* Short task: Transcribe the records below exactly as they appear.

* Dataset rows:

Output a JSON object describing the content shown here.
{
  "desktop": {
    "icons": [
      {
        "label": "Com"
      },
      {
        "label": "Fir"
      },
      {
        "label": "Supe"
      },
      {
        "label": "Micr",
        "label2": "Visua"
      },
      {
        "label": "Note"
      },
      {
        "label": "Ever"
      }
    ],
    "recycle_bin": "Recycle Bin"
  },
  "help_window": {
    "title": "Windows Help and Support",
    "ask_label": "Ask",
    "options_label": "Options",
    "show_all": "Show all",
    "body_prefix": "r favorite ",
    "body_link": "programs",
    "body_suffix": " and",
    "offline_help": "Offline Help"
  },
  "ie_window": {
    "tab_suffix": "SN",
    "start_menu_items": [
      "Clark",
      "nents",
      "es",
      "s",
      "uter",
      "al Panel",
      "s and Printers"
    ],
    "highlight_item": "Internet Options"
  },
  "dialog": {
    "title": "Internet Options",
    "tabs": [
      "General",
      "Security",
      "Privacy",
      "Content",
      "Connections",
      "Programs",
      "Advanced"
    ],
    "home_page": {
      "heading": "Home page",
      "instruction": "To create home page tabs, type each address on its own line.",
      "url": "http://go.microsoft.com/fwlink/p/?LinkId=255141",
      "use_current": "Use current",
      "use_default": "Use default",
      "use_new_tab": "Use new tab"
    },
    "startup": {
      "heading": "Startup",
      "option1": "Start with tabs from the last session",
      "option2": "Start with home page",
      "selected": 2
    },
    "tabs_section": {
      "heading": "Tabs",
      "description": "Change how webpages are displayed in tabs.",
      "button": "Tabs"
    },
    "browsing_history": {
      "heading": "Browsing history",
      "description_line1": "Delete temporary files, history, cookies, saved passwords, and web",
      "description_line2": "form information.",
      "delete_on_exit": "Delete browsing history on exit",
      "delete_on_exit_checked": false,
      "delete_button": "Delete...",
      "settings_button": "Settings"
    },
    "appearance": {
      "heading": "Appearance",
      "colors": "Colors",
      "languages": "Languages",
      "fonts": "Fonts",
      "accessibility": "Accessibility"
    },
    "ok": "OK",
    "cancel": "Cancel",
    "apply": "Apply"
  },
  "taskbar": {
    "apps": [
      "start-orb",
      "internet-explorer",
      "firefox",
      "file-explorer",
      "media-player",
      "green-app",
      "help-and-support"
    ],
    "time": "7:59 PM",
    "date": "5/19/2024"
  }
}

* Result:
Output a JSON object describing the content shown here.
{
  "desktop": {
    "icons": [
      {
        "label": "Com"
      },
      {
        "label": "Fir"
      },
      {
        "label": "Supe"
      },
      {
        "label": "Micr",
        "label2": "Visua"
      },
      {
        "label": "Note"
      },
      {
        "label": "Ever"
      }
    ],
    "recycle_bin": "Recycle Bin"
  },
  "help_window": {
    "title": "Windows Help and Support",
    "ask_label": "Ask",
    "options_label": "Options",
    "show_all": "Show all",
    "body_prefix": "r favorite ",
    "body_link": "programs",
    "body_suffix": " and",
    "offline_help": "Offline Help"
  },
  "ie_window": {
    "tab_suffix": "SN",
    "start_menu_items": [
      "Clark",
      "nents",
      "es",
      "s",
      "uter",
      "al Panel",
      "s and Printers"
    ],
    "highlight_item": "Internet Options"
  },
  "dialog": {
    "title": "Internet Options",
    "tabs": [
      "General",
      "Security",
      "Privacy",
      "Content",
      "Connections",
      "Programs",
      "Advanced"
    ],
    "home_page": {
      "heading": "Home page",
      "instruction": "To create home page tabs, type each address on its own line.",
      "url": "http://go.microsoft.com/fwlink/p/?LinkId=255141",
      "use_current": "Use current",
      "use_default": "Use default",
      "use_new_tab": "Use new tab"
    },
    "startup": {
      "heading": "Startup",
      "option1": "Start with tabs from the last session",
      "option2": "Start with home page",
      "selected": 2
    },
    "tabs_section": {
      "heading": "Tabs",
      "description": "Change how webpages are displayed in tabs.",
      "button": "Tabs"
    },
    "browsing_history": {
      "heading": "Browsing history",
      "description_line1": "Delete temporary files, history, cookies, saved passwords, and web",
      "description_line2": "form information.",
      "delete_on_exit": "Delete browsing history on exit",
      "delete_on_exit_checked": false,
      "delete_button": "Delete...",
      "settings_button": "Settings"
    },
    "appearance": {
      "heading": "Appearance",
      "colors": "Colors",
      "languages": "Languages",
      "fonts": "Fonts",
      "accessibility": "Accessibility"
    },
    "ok": "OK",
    "cancel": "Cancel",
    "apply": "Apply"
  },
  "taskbar": {
    "apps": [
      "start-orb",
      "internet-explorer",
      "firefox",
      "file-explorer",
      "media-player",
      "green-app",
      "help-and-support"
    ],
    "time": "7:59 PM",
    "date": "5/19/2024"
  }
}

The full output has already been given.